• WHAT IS BEING ASKED
Reproduce each line exactly. Skip none.

• PROVIDED MATERIAL

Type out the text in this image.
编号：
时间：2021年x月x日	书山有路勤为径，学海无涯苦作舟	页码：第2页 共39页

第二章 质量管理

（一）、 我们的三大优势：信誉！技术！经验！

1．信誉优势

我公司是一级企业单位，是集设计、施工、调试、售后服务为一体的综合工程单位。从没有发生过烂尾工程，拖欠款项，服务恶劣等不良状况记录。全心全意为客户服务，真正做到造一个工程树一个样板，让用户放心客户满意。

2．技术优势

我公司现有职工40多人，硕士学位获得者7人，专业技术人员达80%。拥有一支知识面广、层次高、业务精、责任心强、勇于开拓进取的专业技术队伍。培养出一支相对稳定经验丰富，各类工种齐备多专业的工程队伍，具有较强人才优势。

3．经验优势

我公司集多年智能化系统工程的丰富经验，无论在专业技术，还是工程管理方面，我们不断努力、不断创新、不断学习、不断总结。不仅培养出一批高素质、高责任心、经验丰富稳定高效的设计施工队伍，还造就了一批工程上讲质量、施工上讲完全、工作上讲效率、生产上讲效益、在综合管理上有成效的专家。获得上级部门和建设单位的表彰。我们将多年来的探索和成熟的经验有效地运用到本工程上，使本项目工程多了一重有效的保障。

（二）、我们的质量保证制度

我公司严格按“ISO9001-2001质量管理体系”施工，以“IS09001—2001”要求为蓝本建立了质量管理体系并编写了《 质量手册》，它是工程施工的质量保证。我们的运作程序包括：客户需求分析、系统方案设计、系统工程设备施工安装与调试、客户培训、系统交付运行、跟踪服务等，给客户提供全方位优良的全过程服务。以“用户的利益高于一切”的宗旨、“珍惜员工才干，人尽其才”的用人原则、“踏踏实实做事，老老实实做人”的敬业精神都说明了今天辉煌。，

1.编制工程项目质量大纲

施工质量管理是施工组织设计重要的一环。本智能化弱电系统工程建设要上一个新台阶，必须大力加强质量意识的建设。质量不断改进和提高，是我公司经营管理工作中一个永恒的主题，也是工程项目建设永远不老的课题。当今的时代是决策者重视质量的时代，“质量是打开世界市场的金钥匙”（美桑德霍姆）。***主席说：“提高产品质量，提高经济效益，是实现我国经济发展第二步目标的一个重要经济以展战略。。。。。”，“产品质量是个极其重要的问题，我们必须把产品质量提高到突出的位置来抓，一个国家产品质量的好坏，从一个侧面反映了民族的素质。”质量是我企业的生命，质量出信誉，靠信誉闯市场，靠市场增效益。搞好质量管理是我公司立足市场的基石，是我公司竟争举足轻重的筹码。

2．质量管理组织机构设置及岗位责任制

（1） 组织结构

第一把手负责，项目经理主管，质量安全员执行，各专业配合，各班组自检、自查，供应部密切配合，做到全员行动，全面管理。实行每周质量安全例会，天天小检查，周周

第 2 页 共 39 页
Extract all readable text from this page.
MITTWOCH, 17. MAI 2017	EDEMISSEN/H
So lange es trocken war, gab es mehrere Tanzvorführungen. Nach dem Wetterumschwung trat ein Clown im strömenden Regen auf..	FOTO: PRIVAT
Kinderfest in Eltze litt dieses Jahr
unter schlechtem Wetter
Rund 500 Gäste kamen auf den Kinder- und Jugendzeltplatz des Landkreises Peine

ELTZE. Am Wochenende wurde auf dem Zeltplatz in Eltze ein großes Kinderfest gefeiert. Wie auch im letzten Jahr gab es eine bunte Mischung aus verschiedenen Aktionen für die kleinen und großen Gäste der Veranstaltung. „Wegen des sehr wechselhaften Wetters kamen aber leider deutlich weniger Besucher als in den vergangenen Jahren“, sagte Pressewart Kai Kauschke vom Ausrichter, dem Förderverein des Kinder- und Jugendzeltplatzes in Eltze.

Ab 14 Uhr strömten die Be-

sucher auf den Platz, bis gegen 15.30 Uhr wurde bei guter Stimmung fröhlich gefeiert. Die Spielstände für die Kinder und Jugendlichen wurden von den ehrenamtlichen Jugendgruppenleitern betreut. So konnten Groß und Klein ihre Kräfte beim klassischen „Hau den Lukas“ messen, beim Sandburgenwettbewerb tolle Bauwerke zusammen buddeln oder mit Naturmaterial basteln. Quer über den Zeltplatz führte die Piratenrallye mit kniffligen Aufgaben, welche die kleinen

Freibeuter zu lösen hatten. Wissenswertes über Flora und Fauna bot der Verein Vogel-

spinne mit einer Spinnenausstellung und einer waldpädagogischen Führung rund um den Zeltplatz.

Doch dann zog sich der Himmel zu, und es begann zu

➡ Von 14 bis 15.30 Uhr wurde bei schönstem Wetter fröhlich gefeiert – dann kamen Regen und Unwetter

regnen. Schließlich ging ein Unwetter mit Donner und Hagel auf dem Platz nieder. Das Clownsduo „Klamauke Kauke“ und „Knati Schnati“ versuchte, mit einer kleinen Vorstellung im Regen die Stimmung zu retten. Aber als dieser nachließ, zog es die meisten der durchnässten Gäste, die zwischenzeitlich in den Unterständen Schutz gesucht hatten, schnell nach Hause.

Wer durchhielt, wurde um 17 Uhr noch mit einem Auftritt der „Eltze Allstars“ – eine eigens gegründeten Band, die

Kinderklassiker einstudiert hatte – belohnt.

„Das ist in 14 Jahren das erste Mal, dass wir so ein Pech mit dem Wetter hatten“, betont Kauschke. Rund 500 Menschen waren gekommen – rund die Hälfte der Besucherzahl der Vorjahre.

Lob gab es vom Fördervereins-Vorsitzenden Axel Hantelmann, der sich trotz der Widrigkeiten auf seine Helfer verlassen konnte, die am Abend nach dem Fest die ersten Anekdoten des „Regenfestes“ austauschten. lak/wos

• ANSWER FOR THE TASK
Type out the text in this image.
编号：
时间：2021年x月x日	书山有路勤为径，学海无涯苦作舟	页码：第2页 共39页

第二章 质量管理

（一）、 我们的三大优势：信誉！技术！经验！

1．信誉优势

我公司是一级企业单位，是集设计、施工、调试、售后服务为一体的综合工程单位。从没有发生过烂尾工程，拖欠款项，服务恶劣等不良状况记录。全心全意为客户服务，真正做到造一个工程树一个样板，让用户放心客户满意。

2．技术优势

我公司现有职工40多人，硕士学位获得者7人，专业技术人员达80%。拥有一支知识面广、层次高、业务精、责任心强、勇于开拓进取的专业技术队伍。培养出一支相对稳定经验丰富，各类工种齐备多专业的工程队伍，具有较强人才优势。

3．经验优势

我公司集多年智能化系统工程的丰富经验，无论在专业技术，还是工程管理方面，我们不断努力、不断创新、不断学习、不断总结。不仅培养出一批高素质、高责任心、经验丰富稳定高效的设计施工队伍，还造就了一批工程上讲质量、施工上讲完全、工作上讲效率、生产上讲效益、在综合管理上有成效的专家。获得上级部门和建设单位的表彰。我们将多年来的探索和成熟的经验有效地运用到本工程上，使本项目工程多了一重有效的保障。

（二）、我们的质量保证制度

我公司严格按“ISO9001-2001质量管理体系”施工，以“IS09001—2001”要求为蓝本建立了质量管理体系并编写了《 质量手册》，它是工程施工的质量保证。我们的运作程序包括：客户需求分析、系统方案设计、系统工程设备施工安装与调试、客户培训、系统交付运行、跟踪服务等，给客户提供全方位优良的全过程服务。以“用户的利益高于一切”的宗旨、“珍惜员工才干，人尽其才”的用人原则、“踏踏实实做事，老老实实做人”的敬业精神都说明了今天辉煌。，

1.编制工程项目质量大纲

施工质量管理是施工组织设计重要的一环。本智能化弱电系统工程建设要上一个新台阶，必须大力加强质量意识的建设。质量不断改进和提高，是我公司经营管理工作中一个永恒的主题，也是工程项目建设永远不老的课题。当今的时代是决策者重视质量的时代，“质量是打开世界市场的金钥匙”（美桑德霍姆）。***主席说：“提高产品质量，提高经济效益，是实现我国经济发展第二步目标的一个重要经济以展战略。。。。。”，“产品质量是个极其重要的问题，我们必须把产品质量提高到突出的位置来抓，一个国家产品质量的好坏，从一个侧面反映了民族的素质。”质量是我企业的生命，质量出信誉，靠信誉闯市场，靠市场增效益。搞好质量管理是我公司立足市场的基石，是我公司竟争举足轻重的筹码。

2．质量管理组织机构设置及岗位责任制

（1） 组织结构

第一把手负责，项目经理主管，质量安全员执行，各专业配合，各班组自检、自查，供应部密切配合，做到全员行动，全面管理。实行每周质量安全例会，天天小检查，周周

第 2 页 共 39 页
Extract all readable text from this page.
MITTWOCH, 17. MAI 2017	EDEMISSEN/H
So lange es trocken war, gab es mehrere Tanzvorführungen. Nach dem Wetterumschwung trat ein Clown im strömenden Regen auf..	FOTO: PRIVAT
Kinderfest in Eltze litt dieses Jahr
unter schlechtem Wetter
Rund 500 Gäste kamen auf den Kinder- und Jugendzeltplatz des Landkreises Peine

ELTZE. Am Wochenende wurde auf dem Zeltplatz in Eltze ein großes Kinderfest gefeiert. Wie auch im letzten Jahr gab es eine bunte Mischung aus verschiedenen Aktionen für die kleinen und großen Gäste der Veranstaltung. „Wegen des sehr wechselhaften Wetters kamen aber leider deutlich weniger Besucher als in den vergangenen Jahren“, sagte Pressewart Kai Kauschke vom Ausrichter, dem Förderverein des Kinder- und Jugendzeltplatzes in Eltze.

Ab 14 Uhr strömten die Be-

sucher auf den Platz, bis gegen 15.30 Uhr wurde bei guter Stimmung fröhlich gefeiert. Die Spielstände für die Kinder und Jugendlichen wurden von den ehrenamtlichen Jugendgruppenleitern betreut. So konnten Groß und Klein ihre Kräfte beim klassischen „Hau den Lukas“ messen, beim Sandburgenwettbewerb tolle Bauwerke zusammen buddeln oder mit Naturmaterial basteln. Quer über den Zeltplatz führte die Piratenrallye mit kniffligen Aufgaben, welche die kleinen

Freibeuter zu lösen hatten. Wissenswertes über Flora und Fauna bot der Verein Vogel-

spinne mit einer Spinnenausstellung und einer waldpädagogischen Führung rund um den Zeltplatz.

Doch dann zog sich der Himmel zu, und es begann zu

➡ Von 14 bis 15.30 Uhr wurde bei schönstem Wetter fröhlich gefeiert – dann kamen Regen und Unwetter

regnen. Schließlich ging ein Unwetter mit Donner und Hagel auf dem Platz nieder. Das Clownsduo „Klamauke Kauke“ und „Knati Schnati“ versuchte, mit einer kleinen Vorstellung im Regen die Stimmung zu retten. Aber als dieser nachließ, zog es die meisten der durchnässten Gäste, die zwischenzeitlich in den Unterständen Schutz gesucht hatten, schnell nach Hause.

Wer durchhielt, wurde um 17 Uhr noch mit einem Auftritt der „Eltze Allstars“ – eine eigens gegründeten Band, die

Kinderklassiker einstudiert hatte – belohnt.

„Das ist in 14 Jahren das erste Mal, dass wir so ein Pech mit dem Wetter hatten“, betont Kauschke. Rund 500 Menschen waren gekommen – rund die Hälfte der Besucherzahl der Vorjahre.

Lob gab es vom Fördervereins-Vorsitzenden Axel Hantelmann, der sich trotz der Widrigkeiten auf seine Helfer verlassen konnte, die am Abend nach dem Fest die ersten Anekdoten des „Regenfestes“ austauschten. lak/wos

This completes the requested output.